• Stated task: Please restate the following records word for word.

--- Begin Material shown ---

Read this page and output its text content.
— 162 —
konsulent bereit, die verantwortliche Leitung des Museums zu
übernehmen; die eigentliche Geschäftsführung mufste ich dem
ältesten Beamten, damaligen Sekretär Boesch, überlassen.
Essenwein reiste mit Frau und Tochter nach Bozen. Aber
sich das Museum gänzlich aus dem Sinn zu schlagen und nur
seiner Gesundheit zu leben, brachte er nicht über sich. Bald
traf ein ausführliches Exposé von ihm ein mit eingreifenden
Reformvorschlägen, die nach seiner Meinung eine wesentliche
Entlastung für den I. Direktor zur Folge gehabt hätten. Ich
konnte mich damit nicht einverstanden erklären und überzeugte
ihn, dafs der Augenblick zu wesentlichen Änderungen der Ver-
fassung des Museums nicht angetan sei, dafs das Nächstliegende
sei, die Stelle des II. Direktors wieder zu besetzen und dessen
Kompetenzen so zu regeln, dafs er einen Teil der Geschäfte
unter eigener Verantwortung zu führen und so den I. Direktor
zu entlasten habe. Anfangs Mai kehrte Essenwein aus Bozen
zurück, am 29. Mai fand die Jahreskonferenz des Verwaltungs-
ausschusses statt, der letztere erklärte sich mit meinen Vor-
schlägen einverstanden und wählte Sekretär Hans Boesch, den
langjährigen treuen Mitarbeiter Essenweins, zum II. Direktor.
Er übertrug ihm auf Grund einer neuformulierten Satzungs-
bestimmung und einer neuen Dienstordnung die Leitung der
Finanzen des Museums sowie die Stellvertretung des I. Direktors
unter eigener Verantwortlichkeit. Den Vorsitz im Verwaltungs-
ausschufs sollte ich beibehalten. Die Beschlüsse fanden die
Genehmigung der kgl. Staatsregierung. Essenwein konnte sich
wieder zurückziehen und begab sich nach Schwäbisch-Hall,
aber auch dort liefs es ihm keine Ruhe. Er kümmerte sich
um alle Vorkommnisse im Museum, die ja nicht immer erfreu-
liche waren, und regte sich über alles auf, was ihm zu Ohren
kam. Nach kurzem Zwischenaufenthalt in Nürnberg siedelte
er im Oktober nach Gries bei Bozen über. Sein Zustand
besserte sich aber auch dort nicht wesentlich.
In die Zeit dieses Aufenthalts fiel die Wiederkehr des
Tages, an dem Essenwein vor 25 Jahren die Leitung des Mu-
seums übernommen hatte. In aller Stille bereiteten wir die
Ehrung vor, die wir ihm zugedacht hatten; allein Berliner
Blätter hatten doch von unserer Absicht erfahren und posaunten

--- End Material shown ---

• Task answer:
Read this page and output its text content.
— 162 —
konsulent bereit, die verantwortliche Leitung des Museums zu
übernehmen; die eigentliche Geschäftsführung mufste ich dem
ältesten Beamten, damaligen Sekretär Boesch, überlassen.
Essenwein reiste mit Frau und Tochter nach Bozen. Aber
sich das Museum gänzlich aus dem Sinn zu schlagen und nur
seiner Gesundheit zu leben, brachte er nicht über sich. Bald
traf ein ausführliches Exposé von ihm ein mit eingreifenden
Reformvorschlägen, die nach seiner Meinung eine wesentliche
Entlastung für den I. Direktor zur Folge gehabt hätten. Ich
konnte mich damit nicht einverstanden erklären und überzeugte
ihn, dafs der Augenblick zu wesentlichen Änderungen der Ver-
fassung des Museums nicht angetan sei, dafs das Nächstliegende
sei, die Stelle des II. Direktors wieder zu besetzen und dessen
Kompetenzen so zu regeln, dafs er einen Teil der Geschäfte
unter eigener Verantwortung zu führen und so den I. Direktor
zu entlasten habe. Anfangs Mai kehrte Essenwein aus Bozen
zurück, am 29. Mai fand die Jahreskonferenz des Verwaltungs-
ausschusses statt, der letztere erklärte sich mit meinen Vor-
schlägen einverstanden und wählte Sekretär Hans Boesch, den
langjährigen treuen Mitarbeiter Essenweins, zum II. Direktor.
Er übertrug ihm auf Grund einer neuformulierten Satzungs-
bestimmung und einer neuen Dienstordnung die Leitung der
Finanzen des Museums sowie die Stellvertretung des I. Direktors
unter eigener Verantwortlichkeit. Den Vorsitz im Verwaltungs-
ausschufs sollte ich beibehalten. Die Beschlüsse fanden die
Genehmigung der kgl. Staatsregierung. Essenwein konnte sich
wieder zurückziehen und begab sich nach Schwäbisch-Hall,
aber auch dort liefs es ihm keine Ruhe. Er kümmerte sich
um alle Vorkommnisse im Museum, die ja nicht immer erfreu-
liche waren, und regte sich über alles auf, was ihm zu Ohren
kam. Nach kurzem Zwischenaufenthalt in Nürnberg siedelte
er im Oktober nach Gries bei Bozen über. Sein Zustand
besserte sich aber auch dort nicht wesentlich.
In die Zeit dieses Aufenthalts fiel die Wiederkehr des
Tages, an dem Essenwein vor 25 Jahren die Leitung des Mu-
seums übernommen hatte. In aller Stille bereiteten wir die
Ehrung vor, die wir ihm zugedacht hatten; allein Berliner
Blätter hatten doch von unserer Absicht erfahren und posaunten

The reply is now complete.